▸ Exercise details
Write out the entire listing below exactly, with the pictures left out.

▸ Provided records
==*==

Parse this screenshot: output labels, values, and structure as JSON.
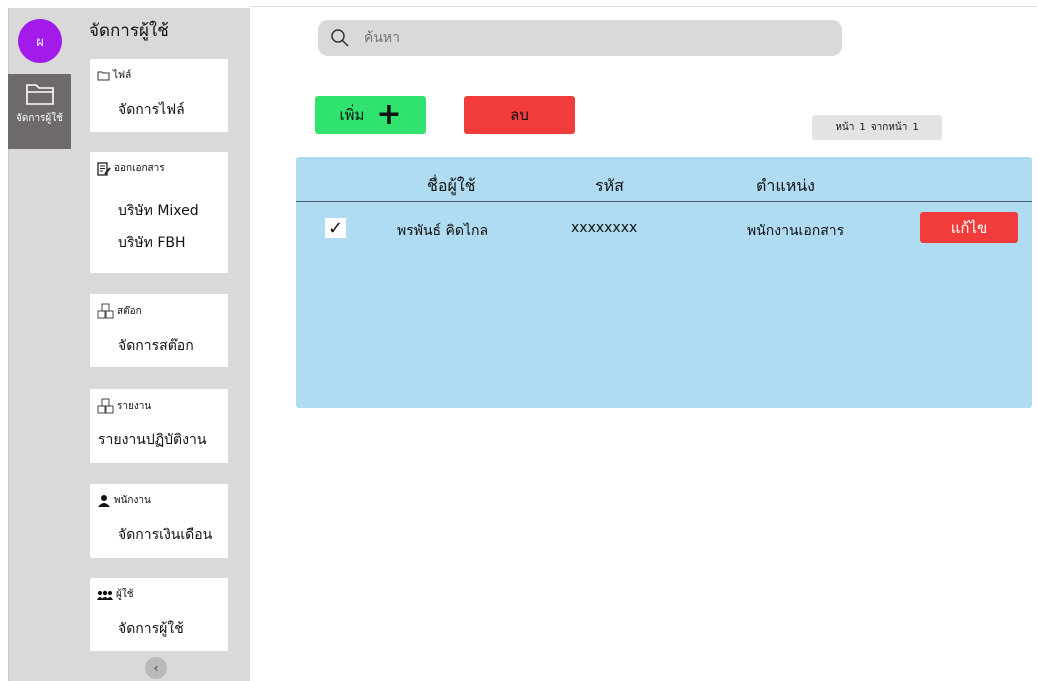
{
  "avatar": {
    "initial": "ผ",
    "color": "#a31bea"
  },
  "rail": {
    "item_label": "จัดการผู้ใช้",
    "item_icon": "folder-icon"
  },
  "panel": {
    "title": "จัดการผู้ใช้",
    "cards": [
      {
        "icon": "folder-icon",
        "header": "ไฟล์",
        "items": [
          "จัดการไฟล์"
        ]
      },
      {
        "icon": "document-edit-icon",
        "header": "ออกเอกสาร",
        "items": [
          "บริษัท Mixed",
          "บริษัท FBH"
        ]
      },
      {
        "icon": "boxes-icon",
        "header": "สต๊อก",
        "items": [
          "จัดการสต๊อก"
        ]
      },
      {
        "icon": "boxes-icon",
        "header": "รายงาน",
        "items": [
          "รายงานปฏิบัติงาน"
        ]
      },
      {
        "icon": "person-icon",
        "header": "พนักงาน",
        "items": [
          "จัดการเงินเดือน"
        ]
      },
      {
        "icon": "users-icon",
        "header": "ผู้ใช้",
        "items": [
          "จัดการผู้ใช้"
        ]
      }
    ],
    "collapse_glyph": "‹"
  },
  "search": {
    "placeholder": "ค้นหา",
    "value": ""
  },
  "toolbar": {
    "add_label": "เพิ่ม",
    "add_glyph": "+",
    "delete_label": "ลบ"
  },
  "pager": {
    "page_label": "หน้า",
    "page": "1",
    "of_label": "จากหน้า",
    "total": "1"
  },
  "table": {
    "headers": [
      "ชื่อผู้ใช้",
      "รหัส",
      "ตำแหน่ง"
    ],
    "rows": [
      {
        "checked": true,
        "check_glyph": "✓",
        "name": "พรพันธ์ คิดไกล",
        "code": "xxxxxxxx",
        "position": "พนักงานเอกสาร",
        "edit_label": "แก้ไข"
      }
    ]
  },
  "colors": {
    "add": "#2fe36e",
    "delete": "#f23b3b",
    "table_bg": "#afdcf2",
    "sidebar": "#d9d9d9",
    "rail_active": "#6e6a6a"
  }
}
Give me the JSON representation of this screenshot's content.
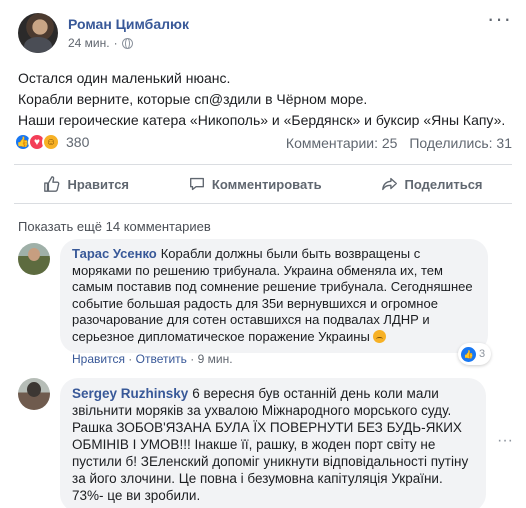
{
  "post": {
    "author": "Роман Цимбалюк",
    "time": "24 мин.",
    "lines": [
      "Остался один маленький нюанс.",
      "Корабли верните, которые сп@здили в Чёрном море.",
      "Наши героические катера «Никополь» и «Бердянск» и буксир «Яны Капу»."
    ],
    "reaction_count": "380",
    "comments_count": "Комментарии: 25",
    "shares_count": "Поделились: 31",
    "reaction_icons": [
      "like-icon",
      "love-icon",
      "haha-icon"
    ]
  },
  "actions": {
    "like": "Нравится",
    "comment": "Комментировать",
    "share": "Поделиться"
  },
  "comments": {
    "more": "Показать ещё 14 комментариев",
    "items": [
      {
        "name": "Тарас Усенко",
        "text": "Корабли должны были быть возвращены с моряками по решению трибунала. Украина обменяла их, тем самым поставив под сомнение решение трибунала. Сегодняшнее событие большая радость для 35и вернувшихся и огромное разочарование для сотен оставшихся на подвалах ЛДНР и серьезное дипломатическое поражение Украины",
        "like": "Нравится",
        "reply": "Ответить",
        "time": "9 мин.",
        "reactions": "3"
      },
      {
        "name": "Sergey Ruzhinsky",
        "text": "6 вересня був останній день коли мали звільнити моряків за ухвалою Міжнародного морського суду. Рашка ЗОБОВ'ЯЗАНА БУЛА ЇХ ПОВЕРНУТИ БЕЗ БУДЬ-ЯКИХ ОБМІНІВ І УМОВ!!! Інакше її, рашку, в жоден порт світу не пустили б! ЗЕленский допоміг уникнути відповідальності путіну за його злочини. Це повна і безумовна капітуляція України. 73%- це ви зробили."
      }
    ]
  },
  "colors": {
    "link": "#385898",
    "like_blue": "#1877f2",
    "bubble": "#f2f3f5"
  }
}
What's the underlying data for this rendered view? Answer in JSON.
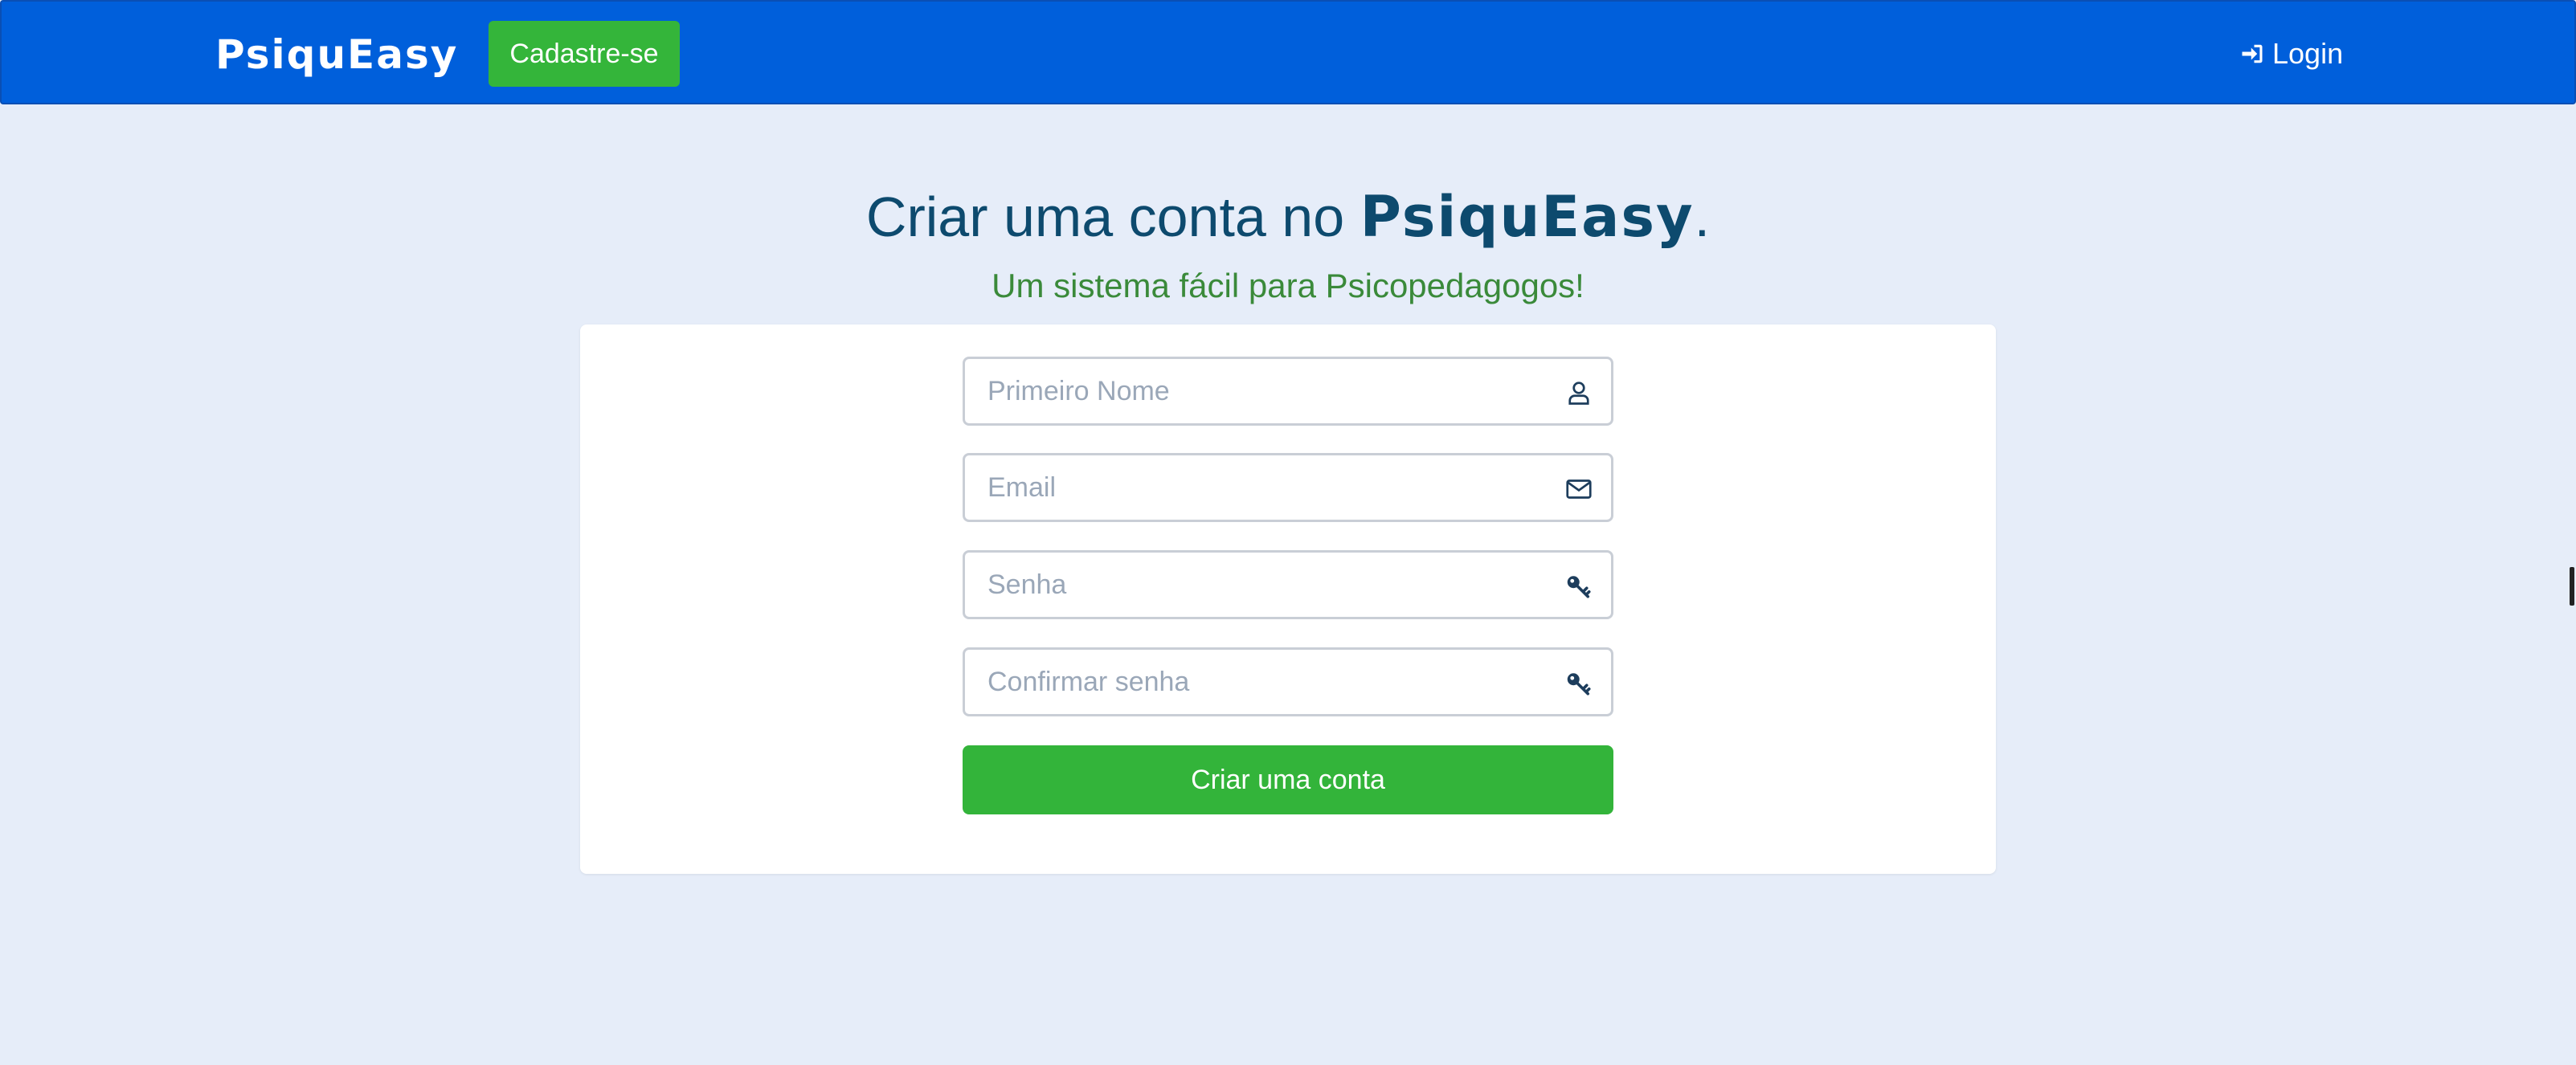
{
  "navbar": {
    "brand": "PsiquEasy",
    "signup_label": "Cadastre-se",
    "login_label": "Login",
    "login_icon": "sign-in-icon",
    "background": "#005fdb"
  },
  "hero": {
    "title_prefix": "Criar uma conta no ",
    "title_brand": "PsiquEasy",
    "title_suffix": ".",
    "subtitle": "Um sistema fácil para Psicopedagogos!"
  },
  "form": {
    "first_name": {
      "placeholder": "Primeiro Nome",
      "value": "",
      "icon": "user-icon"
    },
    "email": {
      "placeholder": "Email",
      "value": "",
      "icon": "envelope-icon"
    },
    "password": {
      "placeholder": "Senha",
      "value": "",
      "icon": "key-icon"
    },
    "confirm_password": {
      "placeholder": "Confirmar senha",
      "value": "",
      "icon": "key-icon"
    },
    "submit_label": "Criar uma conta"
  },
  "colors": {
    "accent_green": "#33b43a",
    "title_blue": "#0d4a6e",
    "subtitle_green": "#3a8a3a",
    "page_bg": "#e6edf9"
  }
}
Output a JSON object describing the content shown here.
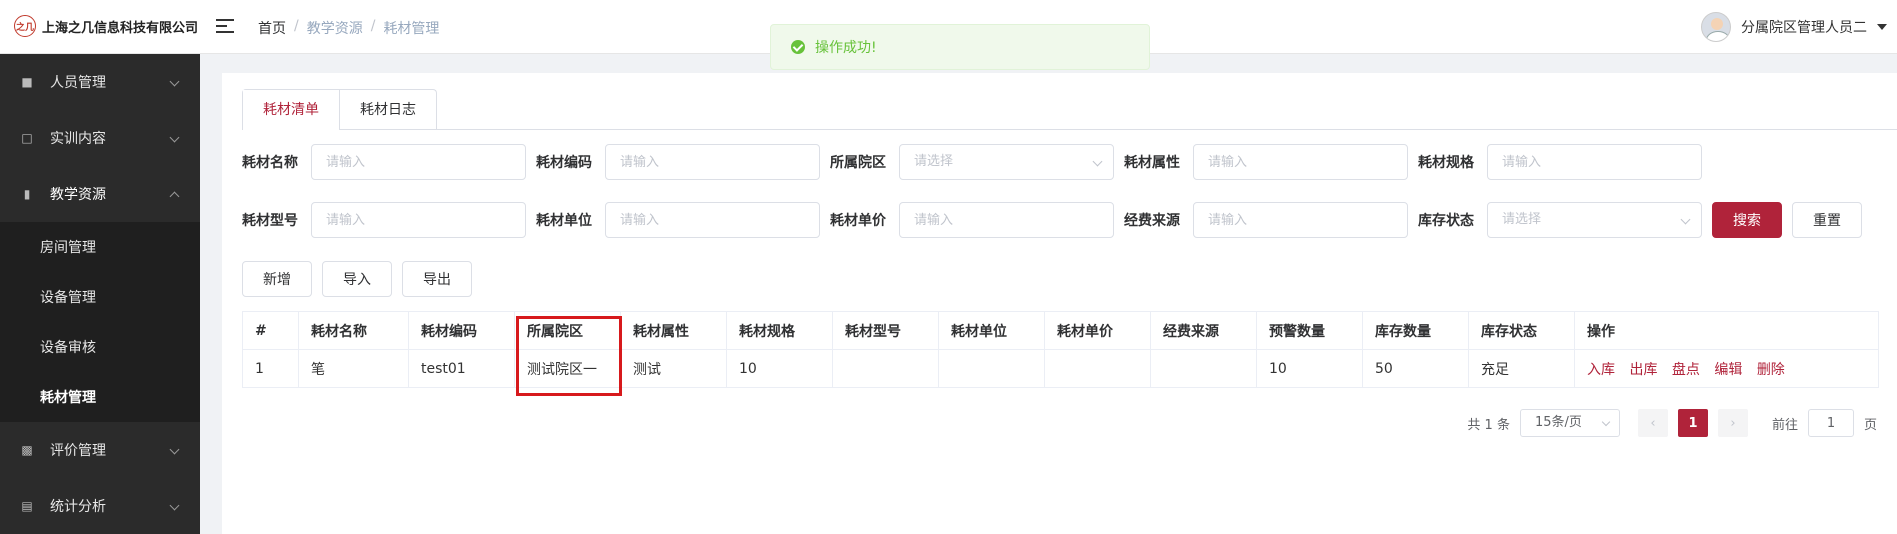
{
  "header": {
    "logo_mark": "之几",
    "company": "上海之几信息科技有限公司",
    "breadcrumb": [
      "首页",
      "教学资源",
      "耗材管理"
    ],
    "user_name": "分属院区管理人员二"
  },
  "toast": {
    "message": "操作成功!"
  },
  "sidebar": {
    "items": [
      {
        "label": "人员管理",
        "icon": "user-icon"
      },
      {
        "label": "实训内容",
        "icon": "book-icon"
      },
      {
        "label": "教学资源",
        "icon": "resource-icon"
      },
      {
        "label": "评价管理",
        "icon": "rating-icon"
      },
      {
        "label": "统计分析",
        "icon": "chart-icon"
      }
    ],
    "submenu": [
      "房间管理",
      "设备管理",
      "设备审核",
      "耗材管理"
    ]
  },
  "tabs": [
    "耗材清单",
    "耗材日志"
  ],
  "filters": {
    "row1": [
      {
        "label": "耗材名称",
        "placeholder": "请输入"
      },
      {
        "label": "耗材编码",
        "placeholder": "请输入"
      },
      {
        "label": "所属院区",
        "placeholder": "请选择"
      },
      {
        "label": "耗材属性",
        "placeholder": "请输入"
      },
      {
        "label": "耗材规格",
        "placeholder": "请输入"
      }
    ],
    "row2": [
      {
        "label": "耗材型号",
        "placeholder": "请输入"
      },
      {
        "label": "耗材单位",
        "placeholder": "请输入"
      },
      {
        "label": "耗材单价",
        "placeholder": "请输入"
      },
      {
        "label": "经费来源",
        "placeholder": "请输入"
      },
      {
        "label": "库存状态",
        "placeholder": "请选择"
      }
    ],
    "search_label": "搜索",
    "reset_label": "重置"
  },
  "toolbar": {
    "add": "新增",
    "import": "导入",
    "export": "导出"
  },
  "table": {
    "headers": [
      "#",
      "耗材名称",
      "耗材编码",
      "所属院区",
      "耗材属性",
      "耗材规格",
      "耗材型号",
      "耗材单位",
      "耗材单价",
      "经费来源",
      "预警数量",
      "库存数量",
      "库存状态",
      "操作"
    ],
    "rows": [
      [
        "1",
        "笔",
        "test01",
        "测试院区一",
        "测试",
        "10",
        "",
        "",
        "",
        "",
        "10",
        "50",
        "充足"
      ]
    ],
    "actions": [
      "入库",
      "出库",
      "盘点",
      "编辑",
      "删除"
    ]
  },
  "pagination": {
    "total": "共 1 条",
    "page_size": "15条/页",
    "current_page": "1",
    "goto_prefix": "前往",
    "goto_value": "1",
    "goto_suffix": "页"
  },
  "colors": {
    "primary": "#b0233a",
    "sidebar_bg": "#2b2b2b",
    "success": "#67c23a"
  }
}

==*==

▸ Solution to this task
Parse this screenshot: output labels, values, and structure as JSON.
{
  "avatar": {
    "initial": "ผ",
    "color": "#a31bea"
  },
  "rail": {
    "item_label": "จัดการผู้ใช้",
    "item_icon": "folder-icon"
  },
  "panel": {
    "title": "จัดการผู้ใช้",
    "cards": [
      {
        "icon": "folder-icon",
        "header": "ไฟล์",
        "items": [
          "จัดการไฟล์"
        ]
      },
      {
        "icon": "document-edit-icon",
        "header": "ออกเอกสาร",
        "items": [
          "บริษัท Mixed",
          "บริษัท FBH"
        ]
      },
      {
        "icon": "boxes-icon",
        "header": "สต๊อก",
        "items": [
          "จัดการสต๊อก"
        ]
      },
      {
        "icon": "boxes-icon",
        "header": "รายงาน",
        "items": [
          "รายงานปฏิบัติงาน"
        ]
      },
      {
        "icon": "person-icon",
        "header": "พนักงาน",
        "items": [
          "จัดการเงินเดือน"
        ]
      },
      {
        "icon": "users-icon",
        "header": "ผู้ใช้",
        "items": [
          "จัดการผู้ใช้"
        ]
      }
    ],
    "collapse_glyph": "‹"
  },
  "search": {
    "placeholder": "ค้นหา",
    "value": ""
  },
  "toolbar": {
    "add_label": "เพิ่ม",
    "add_glyph": "+",
    "delete_label": "ลบ"
  },
  "pager": {
    "page_label": "หน้า",
    "page": "1",
    "of_label": "จากหน้า",
    "total": "1"
  },
  "table": {
    "headers": [
      "ชื่อผู้ใช้",
      "รหัส",
      "ตำแหน่ง"
    ],
    "rows": [
      {
        "checked": true,
        "check_glyph": "✓",
        "name": "พรพันธ์ คิดไกล",
        "code": "xxxxxxxx",
        "position": "พนักงานเอกสาร",
        "edit_label": "แก้ไข"
      }
    ]
  },
  "colors": {
    "add": "#2fe36e",
    "delete": "#f23b3b",
    "table_bg": "#afdcf2",
    "sidebar": "#d9d9d9",
    "rail_active": "#6e6a6a"
  }
}
Give me the JSON representation of this screenshot's content.
{
  "post": {
    "author": "Роман Цимбалюк",
    "time": "24 мин.",
    "lines": [
      "Остался один маленький нюанс.",
      "Корабли верните, которые сп@здили в Чёрном море.",
      "Наши героические катера «Никополь» и «Бердянск» и буксир «Яны Капу»."
    ],
    "reaction_count": "380",
    "comments_count": "Комментарии: 25",
    "shares_count": "Поделились: 31",
    "reaction_icons": [
      "like-icon",
      "love-icon",
      "haha-icon"
    ]
  },
  "actions": {
    "like": "Нравится",
    "comment": "Комментировать",
    "share": "Поделиться"
  },
  "comments": {
    "more": "Показать ещё 14 комментариев",
    "items": [
      {
        "name": "Тарас Усенко",
        "text": "Корабли должны были быть возвращены с моряками по решению трибунала. Украина обменяла их, тем самым поставив под сомнение решение трибунала. Сегодняшнее событие большая радость для 35и вернувшихся и огромное разочарование для сотен оставшихся на подвалах ЛДНР и серьезное дипломатическое поражение Украины",
        "like": "Нравится",
        "reply": "Ответить",
        "time": "9 мин.",
        "reactions": "3"
      },
      {
        "name": "Sergey Ruzhinsky",
        "text": "6 вересня був останній день коли мали звільнити моряків за ухвалою Міжнародного морського суду. Рашка ЗОБОВ'ЯЗАНА БУЛА ЇХ ПОВЕРНУТИ БЕЗ БУДЬ-ЯКИХ ОБМІНІВ І УМОВ!!! Інакше її, рашку, в жоден порт світу не пустили б! ЗЕленский допоміг уникнути відповідальності путіну за його злочини. Це повна і безумовна капітуляція України. 73%- це ви зробили."
      }
    ]
  },
  "colors": {
    "link": "#385898",
    "like_blue": "#1877f2",
    "bubble": "#f2f3f5"
  }
}
What's the underlying data for this rendered view? Answer in JSON.
{
  "navbar": {
    "brand": "PsiquEasy",
    "signup_label": "Cadastre-se",
    "login_label": "Login",
    "login_icon": "sign-in-icon",
    "background": "#005fdb"
  },
  "hero": {
    "title_prefix": "Criar uma conta no ",
    "title_brand": "PsiquEasy",
    "title_suffix": ".",
    "subtitle": "Um sistema fácil para Psicopedagogos!"
  },
  "form": {
    "first_name": {
      "placeholder": "Primeiro Nome",
      "value": "",
      "icon": "user-icon"
    },
    "email": {
      "placeholder": "Email",
      "value": "",
      "icon": "envelope-icon"
    },
    "password": {
      "placeholder": "Senha",
      "value": "",
      "icon": "key-icon"
    },
    "confirm_password": {
      "placeholder": "Confirmar senha",
      "value": "",
      "icon": "key-icon"
    },
    "submit_label": "Criar uma conta"
  },
  "colors": {
    "accent_green": "#33b43a",
    "title_blue": "#0d4a6e",
    "subtitle_green": "#3a8a3a",
    "page_bg": "#e6edf9"
  }
}
Output a JSON object describing the content shown here.
{
  "header": {
    "logo_mark": "之几",
    "company": "上海之几信息科技有限公司",
    "breadcrumb": [
      "首页",
      "教学资源",
      "耗材管理"
    ],
    "user_name": "分属院区管理人员二"
  },
  "toast": {
    "message": "操作成功!"
  },
  "sidebar": {
    "items": [
      {
        "label": "人员管理",
        "icon": "user-icon"
      },
      {
        "label": "实训内容",
        "icon": "book-icon"
      },
      {
        "label": "教学资源",
        "icon": "resource-icon"
      },
      {
        "label": "评价管理",
        "icon": "rating-icon"
      },
      {
        "label": "统计分析",
        "icon": "chart-icon"
      }
    ],
    "submenu": [
      "房间管理",
      "设备管理",
      "设备审核",
      "耗材管理"
    ]
  },
  "tabs": [
    "耗材清单",
    "耗材日志"
  ],
  "filters": {
    "row1": [
      {
        "label": "耗材名称",
        "placeholder": "请输入"
      },
      {
        "label": "耗材编码",
        "placeholder": "请输入"
      },
      {
        "label": "所属院区",
        "placeholder": "请选择"
      },
      {
        "label": "耗材属性",
        "placeholder": "请输入"
      },
      {
        "label": "耗材规格",
        "placeholder": "请输入"
      }
    ],
    "row2": [
      {
        "label": "耗材型号",
        "placeholder": "请输入"
      },
      {
        "label": "耗材单位",
        "placeholder": "请输入"
      },
      {
        "label": "耗材单价",
        "placeholder": "请输入"
      },
      {
        "label": "经费来源",
        "placeholder": "请输入"
      },
      {
        "label": "库存状态",
        "placeholder": "请选择"
      }
    ],
    "search_label": "搜索",
    "reset_label": "重置"
  },
  "toolbar": {
    "add": "新增",
    "import": "导入",
    "export": "导出"
  },
  "table": {
    "headers": [
      "#",
      "耗材名称",
      "耗材编码",
      "所属院区",
      "耗材属性",
      "耗材规格",
      "耗材型号",
      "耗材单位",
      "耗材单价",
      "经费来源",
      "预警数量",
      "库存数量",
      "库存状态",
      "操作"
    ],
    "rows": [
      [
        "1",
        "笔",
        "test01",
        "测试院区一",
        "测试",
        "10",
        "",
        "",
        "",
        "",
        "10",
        "50",
        "充足"
      ]
    ],
    "actions": [
      "入库",
      "出库",
      "盘点",
      "编辑",
      "删除"
    ]
  },
  "pagination": {
    "total": "共 1 条",
    "page_size": "15条/页",
    "current_page": "1",
    "goto_prefix": "前往",
    "goto_value": "1",
    "goto_suffix": "页"
  },
  "colors": {
    "primary": "#b0233a",
    "sidebar_bg": "#2b2b2b",
    "success": "#67c23a"
  }
}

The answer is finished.